§ **Aufgaben**:
1. Entnimm der Buchbesprechung wortgetreu den Abschnitt, der mit „Oha, so eine“ beginnt und mit „Flüchtige, Verfolger, Tote.“ endet.
2. Stimmen diese Aussagen mit der Buchbesprechung überein: (a) Das Buch hat 236 Seiten. (b) Olli arbeitet bei einer Bank. (c) Der Roadtrip führt Richtung Italien. Antworte jeweils mit Ja oder Nein und zitiere die entscheidenden Worte der Buchbesprechung wörtlich.

§ **Zitierter Text**:
Mittwoch, 13. Mai 2015

Röder, Britta: Zwischen den Atemzügen


Olli findet seinen Job in der Versicherung „zum Kotzen“ – was er leider direkt auf dem Schreibtisch seines Chefs unter Beweis stellt. Kopflos flieht er aus dem Büro und wird dabei beinahe von Leokadia überfahren. Auch sie hat ihre Gründe eilig aus Frankfurt herauszukommen. Olli springt zu ihr ins Auto und ein irrsinniger Roadtrip Richtung Frankreich und Spanien beginnt, in dessen Verlauf der Tod immer öfter seine Hände nach ihnen ausstreckt. Und schon bald zählt auch der Polizist Jean-Loup zu ihren Verfolgern … Gibt es ein Entkommen in einer Welt, in der letztendlich nur auf den Tod und den Zufall Verlass ist?

  • Broschiert: 236 Seiten
  • Verlag: Acabus Verlag; Auflage: 1 (5. September 2014)
  • Sprache: Deutsch
  • ISBN-10: 3862822982
  • ISBN-13: 978-3862822980















 WAS FÄNGST DU MIT DEINEM LEBEN AN?


On the road

Oha, so eine ernste Frage?

Naja, ich hätte als Titel auch wählen können: 'Leichen pflastern ihren Weg'

Oder vielleicht auch: 'Roadtrip to nowhere'

Wäre alles irgendwie passend gewesen. Aber vielleicht sollte ich erst einmal versuchen darzustellen, um was es hier eigentlich geht. Flüchtige, Verfolger, Tote.

Haaaalt. Zu wenig. Nochmal.

Olli Korff arbeitet seit Jahren erfolgreich bei einer Versicherung. Dabei ist er alles andere als begeistert von seinem Beruf, spult seine Tage blind und arbeitseifrig ab, möglichst ohne groß darüber nachzudenken. Als ihm sein Chef aber mitteilt, dass er befördert wird, kommt ihm doch die Galle hoch. Naja, vielleicht doch eher etwas anderes, denn unvermittelt kotzt er seinem Chef quer über den Schreibtisch. Peinlich! Da bleibt nur noch die Flucht, denn jetzt kann er wohl niemandem mehr unter die Augen treten. Bloß weg hier!

§ **Gespeicherte Einträge**:
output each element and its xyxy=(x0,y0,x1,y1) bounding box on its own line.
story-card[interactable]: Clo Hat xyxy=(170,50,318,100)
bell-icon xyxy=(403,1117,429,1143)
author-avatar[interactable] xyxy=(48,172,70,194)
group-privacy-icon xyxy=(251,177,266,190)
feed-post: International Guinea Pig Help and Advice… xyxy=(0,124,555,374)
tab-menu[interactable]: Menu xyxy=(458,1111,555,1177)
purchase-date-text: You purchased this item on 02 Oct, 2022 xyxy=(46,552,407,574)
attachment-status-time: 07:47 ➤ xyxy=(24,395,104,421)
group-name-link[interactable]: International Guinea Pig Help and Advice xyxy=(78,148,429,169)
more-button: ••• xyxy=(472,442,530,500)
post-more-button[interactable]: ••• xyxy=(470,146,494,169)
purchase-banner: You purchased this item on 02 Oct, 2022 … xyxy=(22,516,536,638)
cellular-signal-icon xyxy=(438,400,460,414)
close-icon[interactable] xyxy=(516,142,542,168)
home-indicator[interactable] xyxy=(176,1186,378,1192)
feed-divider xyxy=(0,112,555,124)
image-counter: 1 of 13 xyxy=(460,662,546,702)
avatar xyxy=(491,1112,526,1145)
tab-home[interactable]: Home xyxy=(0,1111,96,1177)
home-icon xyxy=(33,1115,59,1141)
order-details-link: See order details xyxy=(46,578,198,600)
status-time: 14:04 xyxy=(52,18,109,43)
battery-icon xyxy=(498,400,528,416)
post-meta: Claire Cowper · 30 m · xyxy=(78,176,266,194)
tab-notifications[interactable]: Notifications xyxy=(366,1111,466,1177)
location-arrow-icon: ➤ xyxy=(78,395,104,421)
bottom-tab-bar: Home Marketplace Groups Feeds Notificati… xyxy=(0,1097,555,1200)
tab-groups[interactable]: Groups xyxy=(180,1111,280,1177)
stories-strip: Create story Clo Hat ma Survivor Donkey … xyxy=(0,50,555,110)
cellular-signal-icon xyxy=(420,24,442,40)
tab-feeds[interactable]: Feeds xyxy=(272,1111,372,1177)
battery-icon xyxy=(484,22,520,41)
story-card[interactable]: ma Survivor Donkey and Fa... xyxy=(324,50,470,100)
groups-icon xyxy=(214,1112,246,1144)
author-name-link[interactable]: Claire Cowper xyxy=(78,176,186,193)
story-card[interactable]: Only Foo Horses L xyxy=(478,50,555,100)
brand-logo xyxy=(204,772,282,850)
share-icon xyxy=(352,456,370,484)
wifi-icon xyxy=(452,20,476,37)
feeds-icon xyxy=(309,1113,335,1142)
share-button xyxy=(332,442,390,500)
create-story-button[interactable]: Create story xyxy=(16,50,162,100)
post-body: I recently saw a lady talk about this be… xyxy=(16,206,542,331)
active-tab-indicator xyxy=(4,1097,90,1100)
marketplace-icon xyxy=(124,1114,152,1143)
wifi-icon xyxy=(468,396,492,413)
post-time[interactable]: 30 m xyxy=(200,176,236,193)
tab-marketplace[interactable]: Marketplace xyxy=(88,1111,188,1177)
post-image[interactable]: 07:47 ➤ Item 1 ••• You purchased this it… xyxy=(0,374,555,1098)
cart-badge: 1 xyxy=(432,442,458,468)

--

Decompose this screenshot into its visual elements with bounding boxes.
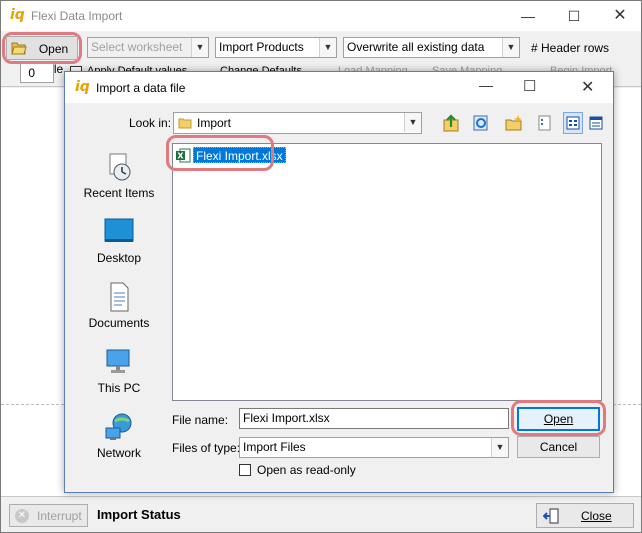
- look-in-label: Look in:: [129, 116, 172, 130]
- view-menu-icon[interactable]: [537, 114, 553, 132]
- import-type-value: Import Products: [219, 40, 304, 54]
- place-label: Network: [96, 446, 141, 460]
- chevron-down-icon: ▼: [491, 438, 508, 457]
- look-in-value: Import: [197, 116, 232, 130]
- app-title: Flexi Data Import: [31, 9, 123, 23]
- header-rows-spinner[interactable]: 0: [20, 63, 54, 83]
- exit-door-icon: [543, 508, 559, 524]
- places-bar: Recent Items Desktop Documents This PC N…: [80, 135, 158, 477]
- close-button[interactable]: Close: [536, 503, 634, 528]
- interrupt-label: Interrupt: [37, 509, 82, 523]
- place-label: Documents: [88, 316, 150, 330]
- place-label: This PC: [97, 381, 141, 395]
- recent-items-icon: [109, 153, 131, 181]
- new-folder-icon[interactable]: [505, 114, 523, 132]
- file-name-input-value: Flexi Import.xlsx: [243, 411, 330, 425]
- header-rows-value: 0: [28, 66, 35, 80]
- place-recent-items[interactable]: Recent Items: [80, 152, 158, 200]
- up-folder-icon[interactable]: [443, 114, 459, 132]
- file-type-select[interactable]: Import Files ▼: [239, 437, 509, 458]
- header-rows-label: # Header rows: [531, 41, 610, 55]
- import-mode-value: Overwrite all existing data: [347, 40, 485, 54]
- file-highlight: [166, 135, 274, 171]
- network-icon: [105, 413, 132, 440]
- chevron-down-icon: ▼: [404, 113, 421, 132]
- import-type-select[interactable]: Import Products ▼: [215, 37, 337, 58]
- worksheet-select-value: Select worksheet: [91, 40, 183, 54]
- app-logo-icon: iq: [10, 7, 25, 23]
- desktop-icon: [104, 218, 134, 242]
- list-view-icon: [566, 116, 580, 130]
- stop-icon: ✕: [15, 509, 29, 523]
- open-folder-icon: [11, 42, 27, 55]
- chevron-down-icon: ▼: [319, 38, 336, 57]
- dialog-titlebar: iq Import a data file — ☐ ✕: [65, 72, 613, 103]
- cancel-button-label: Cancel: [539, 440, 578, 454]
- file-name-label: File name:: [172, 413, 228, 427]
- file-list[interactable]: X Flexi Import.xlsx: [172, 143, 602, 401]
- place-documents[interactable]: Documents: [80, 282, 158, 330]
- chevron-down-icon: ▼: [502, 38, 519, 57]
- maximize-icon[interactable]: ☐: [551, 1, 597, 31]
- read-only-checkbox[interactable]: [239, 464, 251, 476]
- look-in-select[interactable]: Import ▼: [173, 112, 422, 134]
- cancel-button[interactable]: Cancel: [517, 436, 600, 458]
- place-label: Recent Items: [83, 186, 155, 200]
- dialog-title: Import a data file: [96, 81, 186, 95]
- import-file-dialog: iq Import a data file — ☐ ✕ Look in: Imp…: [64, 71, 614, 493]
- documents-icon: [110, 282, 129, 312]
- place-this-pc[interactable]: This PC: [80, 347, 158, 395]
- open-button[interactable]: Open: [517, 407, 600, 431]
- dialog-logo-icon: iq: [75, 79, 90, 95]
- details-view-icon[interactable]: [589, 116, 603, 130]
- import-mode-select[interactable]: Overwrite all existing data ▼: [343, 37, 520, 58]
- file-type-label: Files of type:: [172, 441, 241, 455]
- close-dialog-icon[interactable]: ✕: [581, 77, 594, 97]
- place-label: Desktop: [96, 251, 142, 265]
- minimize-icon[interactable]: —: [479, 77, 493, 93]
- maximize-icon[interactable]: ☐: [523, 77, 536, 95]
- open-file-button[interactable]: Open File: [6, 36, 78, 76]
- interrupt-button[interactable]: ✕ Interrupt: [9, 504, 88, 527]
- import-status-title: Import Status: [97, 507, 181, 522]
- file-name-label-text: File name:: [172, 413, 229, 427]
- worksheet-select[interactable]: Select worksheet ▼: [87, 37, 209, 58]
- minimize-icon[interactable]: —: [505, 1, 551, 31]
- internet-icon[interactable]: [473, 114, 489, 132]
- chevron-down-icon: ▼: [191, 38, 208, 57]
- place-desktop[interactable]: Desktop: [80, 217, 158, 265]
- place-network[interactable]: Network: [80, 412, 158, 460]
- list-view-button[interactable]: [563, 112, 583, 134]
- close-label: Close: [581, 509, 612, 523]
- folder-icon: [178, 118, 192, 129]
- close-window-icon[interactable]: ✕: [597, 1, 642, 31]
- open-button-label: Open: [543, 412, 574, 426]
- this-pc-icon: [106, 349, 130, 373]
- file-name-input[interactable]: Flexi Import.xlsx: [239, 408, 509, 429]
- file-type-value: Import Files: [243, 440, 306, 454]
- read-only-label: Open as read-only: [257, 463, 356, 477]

* * *

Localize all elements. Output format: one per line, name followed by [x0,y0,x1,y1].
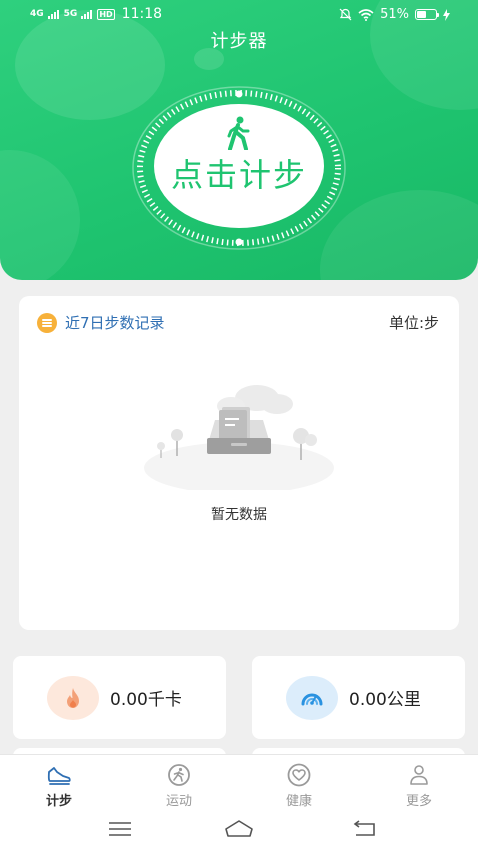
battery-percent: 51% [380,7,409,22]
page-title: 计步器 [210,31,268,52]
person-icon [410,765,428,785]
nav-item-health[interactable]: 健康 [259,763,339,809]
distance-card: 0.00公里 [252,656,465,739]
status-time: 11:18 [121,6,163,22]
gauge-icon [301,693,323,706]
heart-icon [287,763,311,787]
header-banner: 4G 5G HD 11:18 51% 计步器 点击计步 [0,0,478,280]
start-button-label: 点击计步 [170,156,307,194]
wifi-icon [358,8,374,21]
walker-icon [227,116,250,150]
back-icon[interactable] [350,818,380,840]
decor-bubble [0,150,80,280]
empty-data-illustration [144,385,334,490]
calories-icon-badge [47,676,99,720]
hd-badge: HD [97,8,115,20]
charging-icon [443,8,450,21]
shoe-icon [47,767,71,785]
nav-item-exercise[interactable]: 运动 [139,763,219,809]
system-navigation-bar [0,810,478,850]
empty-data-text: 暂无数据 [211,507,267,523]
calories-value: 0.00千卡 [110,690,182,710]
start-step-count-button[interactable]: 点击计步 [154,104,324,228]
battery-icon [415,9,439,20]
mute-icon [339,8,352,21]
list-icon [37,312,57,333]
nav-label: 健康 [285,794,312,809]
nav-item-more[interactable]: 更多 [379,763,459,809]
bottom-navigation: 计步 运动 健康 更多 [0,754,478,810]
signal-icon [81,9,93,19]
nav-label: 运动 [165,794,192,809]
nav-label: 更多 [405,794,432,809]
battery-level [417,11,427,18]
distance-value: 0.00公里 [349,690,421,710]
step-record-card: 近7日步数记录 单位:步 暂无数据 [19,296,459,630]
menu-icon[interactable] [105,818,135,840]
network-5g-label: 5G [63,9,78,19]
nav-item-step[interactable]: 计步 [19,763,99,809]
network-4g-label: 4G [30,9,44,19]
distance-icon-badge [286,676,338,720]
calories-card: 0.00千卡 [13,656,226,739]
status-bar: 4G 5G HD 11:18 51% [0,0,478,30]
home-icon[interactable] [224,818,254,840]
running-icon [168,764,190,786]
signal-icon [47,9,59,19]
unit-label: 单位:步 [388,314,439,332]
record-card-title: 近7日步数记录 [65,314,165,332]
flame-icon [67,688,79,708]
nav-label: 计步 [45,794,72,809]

§ **Antworten je Aufgabe**:
1.
Oha, so eine ernste Frage?

Naja, ich hätte als Titel auch wählen können: 'Leichen pflastern ihren Weg'

Oder vielleicht auch: 'Roadtrip to nowhere'

Wäre alles irgendwie passend gewesen. Aber vielleicht sollte ich erst einmal versuchen darzustellen, um was es hier eigentlich geht. Flüchtige, Verfolger, Tote.

2.
(a) Ja: „Broschiert: 236 Seiten“
(b) Nein: „Olli Korff arbeitet seit Jahren erfolgreich bei einer Versicherung.“
(c) Nein: „Richtung Frankreich und Spanien“